* **EXERCISE GOAL**:
Do not copy the pictures; transcribe all other material exactly.

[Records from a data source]
================================

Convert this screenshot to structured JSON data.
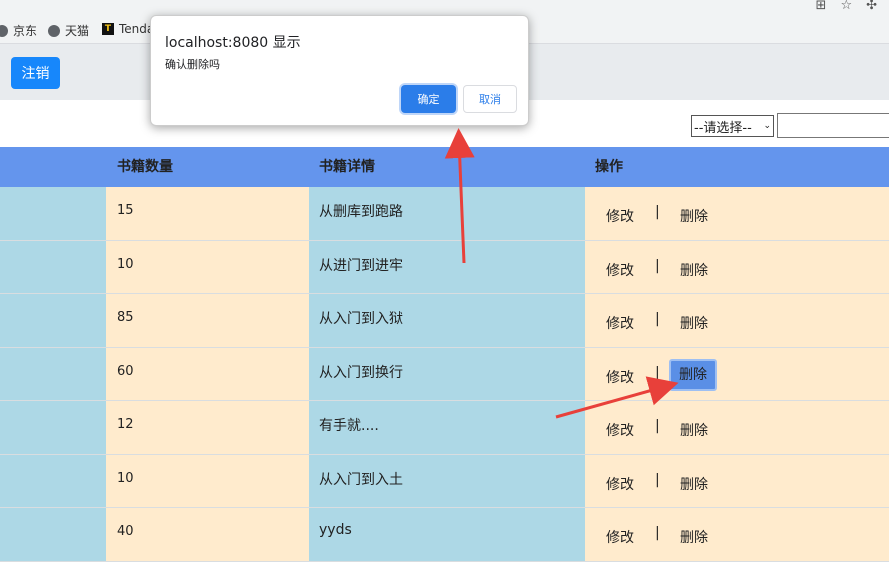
{
  "browser": {
    "bookmarks": [
      {
        "label": "京东",
        "icon": "globe-icon"
      },
      {
        "label": "天猫",
        "icon": "globe-icon"
      },
      {
        "label": "Tenda",
        "icon": "tenda-icon"
      }
    ],
    "top_icons": [
      "translate-icon",
      "star-icon",
      "extensions-icon"
    ]
  },
  "header": {
    "logout_label": "注销"
  },
  "filter": {
    "select_value": "--请选择--",
    "search_value": ""
  },
  "table": {
    "headers": {
      "count": "书籍数量",
      "detail": "书籍详情",
      "ops": "操作"
    },
    "edit_label": "修改",
    "separator": "|",
    "delete_label": "删除",
    "rows": [
      {
        "count": "15",
        "detail": "从删库到跑路"
      },
      {
        "count": "10",
        "detail": "从进门到进牢"
      },
      {
        "count": "85",
        "detail": "从入门到入狱"
      },
      {
        "count": "60",
        "detail": "从入门到换行"
      },
      {
        "count": "12",
        "detail": "有手就...."
      },
      {
        "count": "10",
        "detail": "从入门到入土"
      },
      {
        "count": "40",
        "detail": "yyds"
      }
    ]
  },
  "dialog": {
    "title": "localhost:8080 显示",
    "message": "确认删除吗",
    "ok_label": "确定",
    "cancel_label": "取消"
  },
  "colors": {
    "header_row": "#6495ed",
    "cell_blue": "#add8e6",
    "cell_peach": "#ffebcd",
    "primary": "#1787fb",
    "arrow": "#e8403a"
  }
}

================================

* **WRITTEN SOLUTION**:
Convert this screenshot to structured JSON data.
{
  "browser": {
    "bookmarks": [
      {
        "label": "京东",
        "icon": "globe-icon"
      },
      {
        "label": "天猫",
        "icon": "globe-icon"
      },
      {
        "label": "Tenda",
        "icon": "tenda-icon"
      }
    ],
    "top_icons": [
      "translate-icon",
      "star-icon",
      "extensions-icon"
    ]
  },
  "header": {
    "logout_label": "注销"
  },
  "filter": {
    "select_value": "--请选择--",
    "search_value": ""
  },
  "table": {
    "headers": {
      "count": "书籍数量",
      "detail": "书籍详情",
      "ops": "操作"
    },
    "edit_label": "修改",
    "separator": "|",
    "delete_label": "删除",
    "rows": [
      {
        "count": "15",
        "detail": "从删库到跑路"
      },
      {
        "count": "10",
        "detail": "从进门到进牢"
      },
      {
        "count": "85",
        "detail": "从入门到入狱"
      },
      {
        "count": "60",
        "detail": "从入门到换行"
      },
      {
        "count": "12",
        "detail": "有手就...."
      },
      {
        "count": "10",
        "detail": "从入门到入土"
      },
      {
        "count": "40",
        "detail": "yyds"
      }
    ]
  },
  "dialog": {
    "title": "localhost:8080 显示",
    "message": "确认删除吗",
    "ok_label": "确定",
    "cancel_label": "取消"
  },
  "colors": {
    "header_row": "#6495ed",
    "cell_blue": "#add8e6",
    "cell_peach": "#ffebcd",
    "primary": "#1787fb",
    "arrow": "#e8403a"
  }
}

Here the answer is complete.